[Start of Extracted entries]

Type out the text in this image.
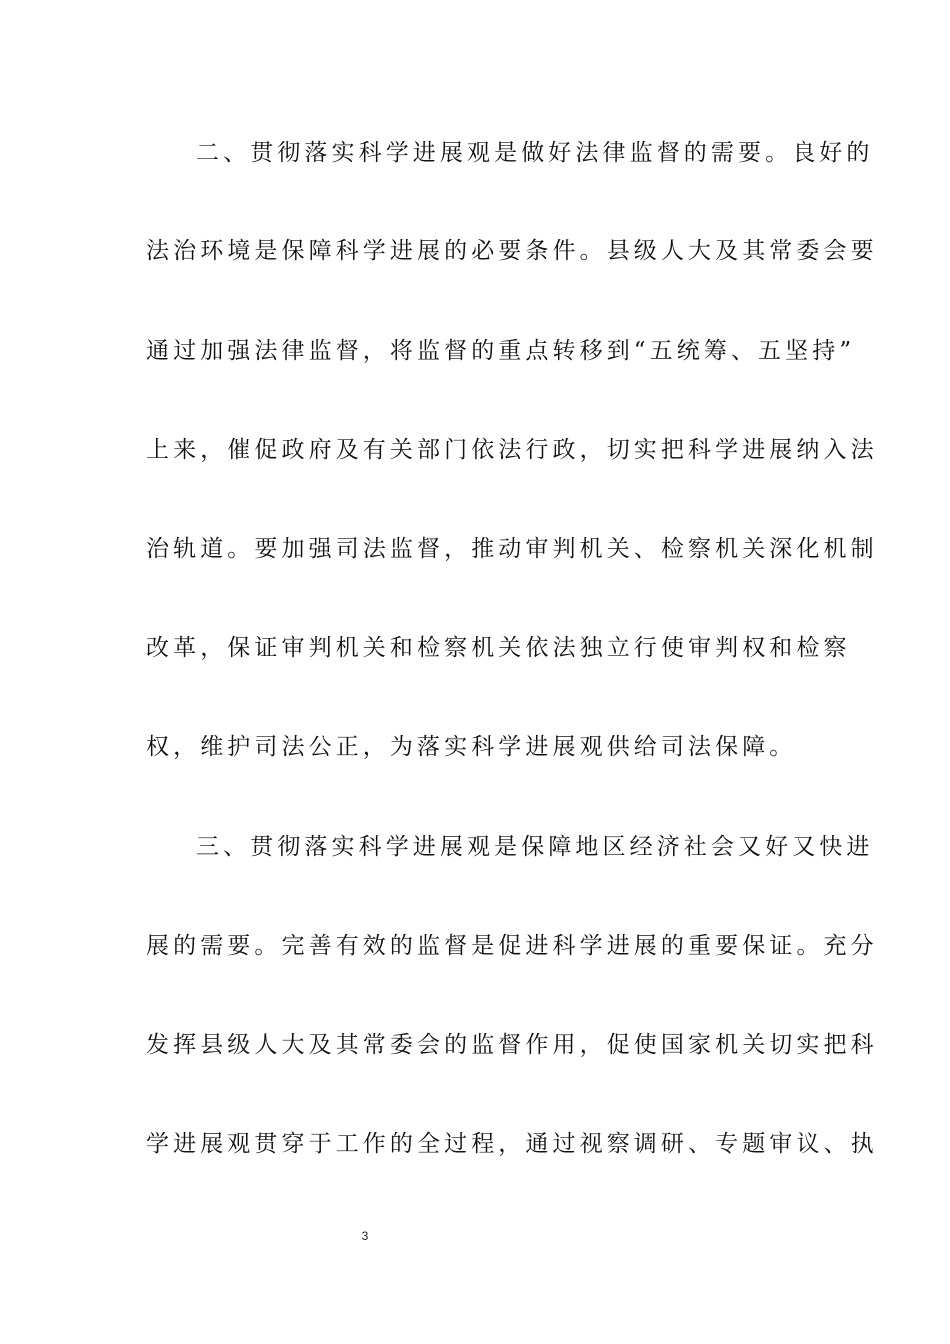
二、贯彻落实科学进展观是做好法律监督的需要。良好的
法治环境是保障科学进展的必要条件。县级人大及其常委会要
通过加强法律监督，将监督的重点转移到“五统筹、五坚持”
上来，催促政府及有关部门依法行政，切实把科学进展纳入法
治轨道。要加强司法监督，推动审判机关、检察机关深化机制
改革，保证审判机关和检察机关依法独立行使审判权和检察
权，维护司法公正，为落实科学进展观供给司法保障。
三、贯彻落实科学进展观是保障地区经济社会又好又快进
展的需要。完善有效的监督是促进科学进展的重要保证。充分
发挥县级人大及其常委会的监督作用，促使国家机关切实把科
学进展观贯穿于工作的全过程，通过视察调研、专题审议、执
3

[End of Extracted entries]

In your copy of the listing above, reproduce each line exactly and omit all pictures.

### In response
Type out the text in this image.
二、贯彻落实科学进展观是做好法律监督的需要。良好的
法治环境是保障科学进展的必要条件。县级人大及其常委会要
通过加强法律监督，将监督的重点转移到“五统筹、五坚持”
上来，催促政府及有关部门依法行政，切实把科学进展纳入法
治轨道。要加强司法监督，推动审判机关、检察机关深化机制
改革，保证审判机关和检察机关依法独立行使审判权和检察
权，维护司法公正，为落实科学进展观供给司法保障。
三、贯彻落实科学进展观是保障地区经济社会又好又快进
展的需要。完善有效的监督是促进科学进展的重要保证。充分
发挥县级人大及其常委会的监督作用，促使国家机关切实把科
学进展观贯穿于工作的全过程，通过视察调研、专题审议、执
3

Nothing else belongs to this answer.